**Records provided**
--- begin ---
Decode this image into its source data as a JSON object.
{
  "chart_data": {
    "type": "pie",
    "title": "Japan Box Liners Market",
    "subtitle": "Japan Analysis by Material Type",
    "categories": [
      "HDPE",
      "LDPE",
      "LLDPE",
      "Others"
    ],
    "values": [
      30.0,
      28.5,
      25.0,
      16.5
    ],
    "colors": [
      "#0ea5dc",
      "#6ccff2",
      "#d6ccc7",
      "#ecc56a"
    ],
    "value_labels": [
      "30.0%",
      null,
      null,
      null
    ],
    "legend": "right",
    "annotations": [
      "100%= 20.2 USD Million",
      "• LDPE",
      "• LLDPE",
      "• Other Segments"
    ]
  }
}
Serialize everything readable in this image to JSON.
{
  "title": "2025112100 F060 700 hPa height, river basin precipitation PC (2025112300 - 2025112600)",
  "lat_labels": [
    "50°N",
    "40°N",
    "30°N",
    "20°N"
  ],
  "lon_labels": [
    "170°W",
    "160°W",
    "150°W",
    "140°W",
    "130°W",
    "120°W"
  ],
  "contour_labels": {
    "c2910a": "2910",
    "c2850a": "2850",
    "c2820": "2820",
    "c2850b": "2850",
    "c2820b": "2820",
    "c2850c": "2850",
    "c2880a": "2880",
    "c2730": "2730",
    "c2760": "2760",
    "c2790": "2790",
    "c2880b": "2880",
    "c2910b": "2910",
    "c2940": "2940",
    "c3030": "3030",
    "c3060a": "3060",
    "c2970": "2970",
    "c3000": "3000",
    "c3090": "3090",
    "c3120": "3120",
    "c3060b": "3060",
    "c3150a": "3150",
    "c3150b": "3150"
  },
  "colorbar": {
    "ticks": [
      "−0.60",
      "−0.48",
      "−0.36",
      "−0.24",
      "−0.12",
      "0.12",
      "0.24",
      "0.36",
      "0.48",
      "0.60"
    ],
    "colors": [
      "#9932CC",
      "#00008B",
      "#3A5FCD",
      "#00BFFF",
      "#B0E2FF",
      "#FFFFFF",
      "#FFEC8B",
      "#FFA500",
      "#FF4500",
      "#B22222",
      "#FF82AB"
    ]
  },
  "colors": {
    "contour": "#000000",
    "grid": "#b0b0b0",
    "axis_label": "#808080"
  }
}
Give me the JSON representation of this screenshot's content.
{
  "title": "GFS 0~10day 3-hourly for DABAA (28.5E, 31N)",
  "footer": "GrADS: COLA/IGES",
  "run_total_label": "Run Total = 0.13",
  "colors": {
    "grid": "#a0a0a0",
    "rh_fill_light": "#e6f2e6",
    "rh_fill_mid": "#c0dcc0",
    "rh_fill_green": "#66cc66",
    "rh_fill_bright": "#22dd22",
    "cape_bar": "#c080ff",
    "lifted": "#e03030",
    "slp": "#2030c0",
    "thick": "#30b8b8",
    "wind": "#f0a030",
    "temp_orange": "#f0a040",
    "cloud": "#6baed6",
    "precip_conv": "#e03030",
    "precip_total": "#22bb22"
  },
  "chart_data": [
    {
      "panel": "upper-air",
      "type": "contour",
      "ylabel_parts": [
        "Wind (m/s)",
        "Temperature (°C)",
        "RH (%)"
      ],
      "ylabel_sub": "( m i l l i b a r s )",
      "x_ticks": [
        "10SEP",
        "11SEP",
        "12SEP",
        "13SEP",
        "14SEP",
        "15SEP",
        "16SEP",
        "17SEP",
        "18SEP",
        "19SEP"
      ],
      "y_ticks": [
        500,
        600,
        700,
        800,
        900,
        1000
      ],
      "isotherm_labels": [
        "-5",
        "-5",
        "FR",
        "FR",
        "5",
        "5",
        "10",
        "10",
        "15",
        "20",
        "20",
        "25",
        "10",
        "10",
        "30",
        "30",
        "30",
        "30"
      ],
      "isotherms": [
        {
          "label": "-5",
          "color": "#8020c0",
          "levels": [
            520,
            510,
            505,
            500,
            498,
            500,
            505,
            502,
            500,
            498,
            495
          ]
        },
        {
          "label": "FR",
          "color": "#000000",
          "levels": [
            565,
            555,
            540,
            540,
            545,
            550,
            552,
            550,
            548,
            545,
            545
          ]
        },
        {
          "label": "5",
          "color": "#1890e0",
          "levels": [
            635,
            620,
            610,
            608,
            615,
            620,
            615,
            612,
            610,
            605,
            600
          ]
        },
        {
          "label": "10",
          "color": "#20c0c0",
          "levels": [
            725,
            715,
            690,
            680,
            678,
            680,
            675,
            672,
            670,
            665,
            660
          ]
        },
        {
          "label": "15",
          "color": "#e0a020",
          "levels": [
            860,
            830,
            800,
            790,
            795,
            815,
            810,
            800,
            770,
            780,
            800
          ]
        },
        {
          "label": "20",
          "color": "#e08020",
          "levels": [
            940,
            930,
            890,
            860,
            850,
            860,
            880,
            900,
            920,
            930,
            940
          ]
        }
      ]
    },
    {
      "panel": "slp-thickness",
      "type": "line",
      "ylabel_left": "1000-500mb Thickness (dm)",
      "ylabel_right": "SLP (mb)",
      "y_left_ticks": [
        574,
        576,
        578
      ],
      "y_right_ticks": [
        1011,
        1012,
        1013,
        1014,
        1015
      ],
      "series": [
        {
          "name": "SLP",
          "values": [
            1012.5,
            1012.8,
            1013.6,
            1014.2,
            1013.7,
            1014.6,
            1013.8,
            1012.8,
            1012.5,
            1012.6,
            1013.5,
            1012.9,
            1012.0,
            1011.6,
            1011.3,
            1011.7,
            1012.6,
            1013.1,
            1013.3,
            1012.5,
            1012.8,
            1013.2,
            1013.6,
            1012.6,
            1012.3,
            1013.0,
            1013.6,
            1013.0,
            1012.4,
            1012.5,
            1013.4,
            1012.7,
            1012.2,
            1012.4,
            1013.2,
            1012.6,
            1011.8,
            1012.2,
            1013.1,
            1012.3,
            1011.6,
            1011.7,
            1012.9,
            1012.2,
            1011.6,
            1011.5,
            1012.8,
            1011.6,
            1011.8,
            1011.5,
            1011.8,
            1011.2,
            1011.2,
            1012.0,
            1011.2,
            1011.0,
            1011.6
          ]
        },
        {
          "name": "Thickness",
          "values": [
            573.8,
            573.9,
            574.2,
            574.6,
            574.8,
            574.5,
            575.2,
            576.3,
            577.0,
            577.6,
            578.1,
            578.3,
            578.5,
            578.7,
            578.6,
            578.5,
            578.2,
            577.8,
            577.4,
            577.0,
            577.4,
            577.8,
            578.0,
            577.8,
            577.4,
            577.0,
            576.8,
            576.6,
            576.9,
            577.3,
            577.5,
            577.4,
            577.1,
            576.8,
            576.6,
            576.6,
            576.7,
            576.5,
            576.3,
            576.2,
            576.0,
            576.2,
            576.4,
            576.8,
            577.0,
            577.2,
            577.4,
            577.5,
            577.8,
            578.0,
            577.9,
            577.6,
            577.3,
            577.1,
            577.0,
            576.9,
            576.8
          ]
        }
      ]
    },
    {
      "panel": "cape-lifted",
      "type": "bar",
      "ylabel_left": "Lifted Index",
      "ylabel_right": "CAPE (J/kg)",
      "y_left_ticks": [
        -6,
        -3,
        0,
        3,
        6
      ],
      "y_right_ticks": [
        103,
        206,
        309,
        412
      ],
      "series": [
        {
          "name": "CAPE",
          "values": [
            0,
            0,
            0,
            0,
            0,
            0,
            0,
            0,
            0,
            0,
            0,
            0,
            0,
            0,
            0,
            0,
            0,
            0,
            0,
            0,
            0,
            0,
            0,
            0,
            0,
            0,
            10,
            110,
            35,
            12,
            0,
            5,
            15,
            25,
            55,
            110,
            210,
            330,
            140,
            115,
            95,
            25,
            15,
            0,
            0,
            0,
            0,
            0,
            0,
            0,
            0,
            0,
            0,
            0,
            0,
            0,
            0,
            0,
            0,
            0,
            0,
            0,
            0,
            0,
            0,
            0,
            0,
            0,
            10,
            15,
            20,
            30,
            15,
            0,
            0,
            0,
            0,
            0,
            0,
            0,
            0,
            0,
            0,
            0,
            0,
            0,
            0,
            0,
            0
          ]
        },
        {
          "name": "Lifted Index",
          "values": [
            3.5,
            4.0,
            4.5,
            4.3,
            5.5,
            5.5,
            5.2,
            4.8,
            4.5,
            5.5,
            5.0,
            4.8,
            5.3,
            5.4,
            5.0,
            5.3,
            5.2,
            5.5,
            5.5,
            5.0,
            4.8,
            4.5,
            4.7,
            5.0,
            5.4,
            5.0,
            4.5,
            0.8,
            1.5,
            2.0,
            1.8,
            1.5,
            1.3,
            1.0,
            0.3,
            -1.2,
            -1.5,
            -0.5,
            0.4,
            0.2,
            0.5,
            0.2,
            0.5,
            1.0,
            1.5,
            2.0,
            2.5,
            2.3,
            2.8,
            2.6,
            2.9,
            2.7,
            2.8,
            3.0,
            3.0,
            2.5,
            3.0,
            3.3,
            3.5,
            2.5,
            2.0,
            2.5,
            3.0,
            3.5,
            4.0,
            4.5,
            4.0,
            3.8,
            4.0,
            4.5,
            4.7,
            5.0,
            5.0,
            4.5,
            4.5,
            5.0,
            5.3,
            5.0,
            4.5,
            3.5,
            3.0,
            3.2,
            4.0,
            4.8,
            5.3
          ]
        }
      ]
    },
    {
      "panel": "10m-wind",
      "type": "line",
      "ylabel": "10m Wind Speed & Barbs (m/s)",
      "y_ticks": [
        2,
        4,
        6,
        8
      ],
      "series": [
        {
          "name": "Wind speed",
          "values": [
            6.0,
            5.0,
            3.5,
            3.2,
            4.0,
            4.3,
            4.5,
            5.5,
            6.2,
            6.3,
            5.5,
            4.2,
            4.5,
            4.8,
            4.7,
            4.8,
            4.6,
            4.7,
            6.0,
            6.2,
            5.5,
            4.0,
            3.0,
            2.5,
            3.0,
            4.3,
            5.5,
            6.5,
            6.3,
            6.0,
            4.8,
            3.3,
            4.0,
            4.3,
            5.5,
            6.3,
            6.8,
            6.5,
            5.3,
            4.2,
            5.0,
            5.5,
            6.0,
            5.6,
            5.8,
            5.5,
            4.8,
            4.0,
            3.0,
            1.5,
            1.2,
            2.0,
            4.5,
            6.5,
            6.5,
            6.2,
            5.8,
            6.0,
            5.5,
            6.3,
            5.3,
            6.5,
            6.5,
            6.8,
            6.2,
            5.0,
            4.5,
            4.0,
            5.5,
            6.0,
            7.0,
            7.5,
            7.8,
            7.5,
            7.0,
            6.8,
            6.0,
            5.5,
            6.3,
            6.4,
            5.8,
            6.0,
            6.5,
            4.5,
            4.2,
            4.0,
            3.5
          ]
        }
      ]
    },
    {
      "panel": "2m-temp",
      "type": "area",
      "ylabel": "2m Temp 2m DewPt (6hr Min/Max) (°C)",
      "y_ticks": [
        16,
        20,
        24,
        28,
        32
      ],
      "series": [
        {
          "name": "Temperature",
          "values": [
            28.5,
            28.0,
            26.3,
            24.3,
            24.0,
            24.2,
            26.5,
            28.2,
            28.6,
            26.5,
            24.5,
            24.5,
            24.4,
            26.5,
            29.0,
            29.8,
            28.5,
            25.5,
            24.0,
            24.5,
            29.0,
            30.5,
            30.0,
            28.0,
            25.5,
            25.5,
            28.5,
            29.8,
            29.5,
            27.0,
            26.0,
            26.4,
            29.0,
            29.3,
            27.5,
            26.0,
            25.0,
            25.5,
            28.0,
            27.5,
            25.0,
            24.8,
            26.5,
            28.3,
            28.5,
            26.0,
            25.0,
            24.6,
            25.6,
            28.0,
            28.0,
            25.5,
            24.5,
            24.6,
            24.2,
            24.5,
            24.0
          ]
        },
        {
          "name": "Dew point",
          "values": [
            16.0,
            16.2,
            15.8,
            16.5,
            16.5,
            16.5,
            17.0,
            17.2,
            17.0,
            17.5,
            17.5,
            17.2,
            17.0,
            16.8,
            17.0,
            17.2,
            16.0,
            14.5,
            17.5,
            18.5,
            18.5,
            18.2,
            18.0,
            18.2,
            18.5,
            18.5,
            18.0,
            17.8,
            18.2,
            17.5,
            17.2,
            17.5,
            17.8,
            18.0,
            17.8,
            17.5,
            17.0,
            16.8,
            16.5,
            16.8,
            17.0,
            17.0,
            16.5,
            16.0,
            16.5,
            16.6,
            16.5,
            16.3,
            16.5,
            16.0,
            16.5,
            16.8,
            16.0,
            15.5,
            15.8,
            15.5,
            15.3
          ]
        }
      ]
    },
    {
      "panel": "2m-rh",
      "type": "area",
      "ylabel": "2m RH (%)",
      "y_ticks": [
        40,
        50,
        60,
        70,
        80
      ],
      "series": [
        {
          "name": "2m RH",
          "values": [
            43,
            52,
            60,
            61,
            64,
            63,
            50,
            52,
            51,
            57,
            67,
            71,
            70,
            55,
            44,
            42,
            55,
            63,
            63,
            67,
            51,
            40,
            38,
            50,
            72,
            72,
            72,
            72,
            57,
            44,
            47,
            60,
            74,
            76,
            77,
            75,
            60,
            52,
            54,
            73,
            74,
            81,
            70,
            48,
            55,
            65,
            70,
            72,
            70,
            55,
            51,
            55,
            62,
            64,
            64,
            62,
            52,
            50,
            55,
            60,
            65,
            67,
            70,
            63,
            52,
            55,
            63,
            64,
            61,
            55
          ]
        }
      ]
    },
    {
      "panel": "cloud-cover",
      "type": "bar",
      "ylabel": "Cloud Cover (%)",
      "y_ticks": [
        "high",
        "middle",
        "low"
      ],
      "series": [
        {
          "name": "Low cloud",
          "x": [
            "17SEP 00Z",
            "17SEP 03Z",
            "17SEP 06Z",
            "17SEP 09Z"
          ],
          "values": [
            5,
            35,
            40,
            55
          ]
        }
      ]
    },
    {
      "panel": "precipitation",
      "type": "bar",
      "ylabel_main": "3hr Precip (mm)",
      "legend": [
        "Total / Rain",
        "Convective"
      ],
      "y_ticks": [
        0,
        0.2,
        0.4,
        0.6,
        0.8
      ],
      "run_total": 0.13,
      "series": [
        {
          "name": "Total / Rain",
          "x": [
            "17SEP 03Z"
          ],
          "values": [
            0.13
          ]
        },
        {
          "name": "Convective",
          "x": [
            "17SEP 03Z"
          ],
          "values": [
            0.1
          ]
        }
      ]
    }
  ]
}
--- end ---
**What you should do**
Give the number of lines in the material above that have the word "this" in them, and nothing more.

**Exercise answer**
3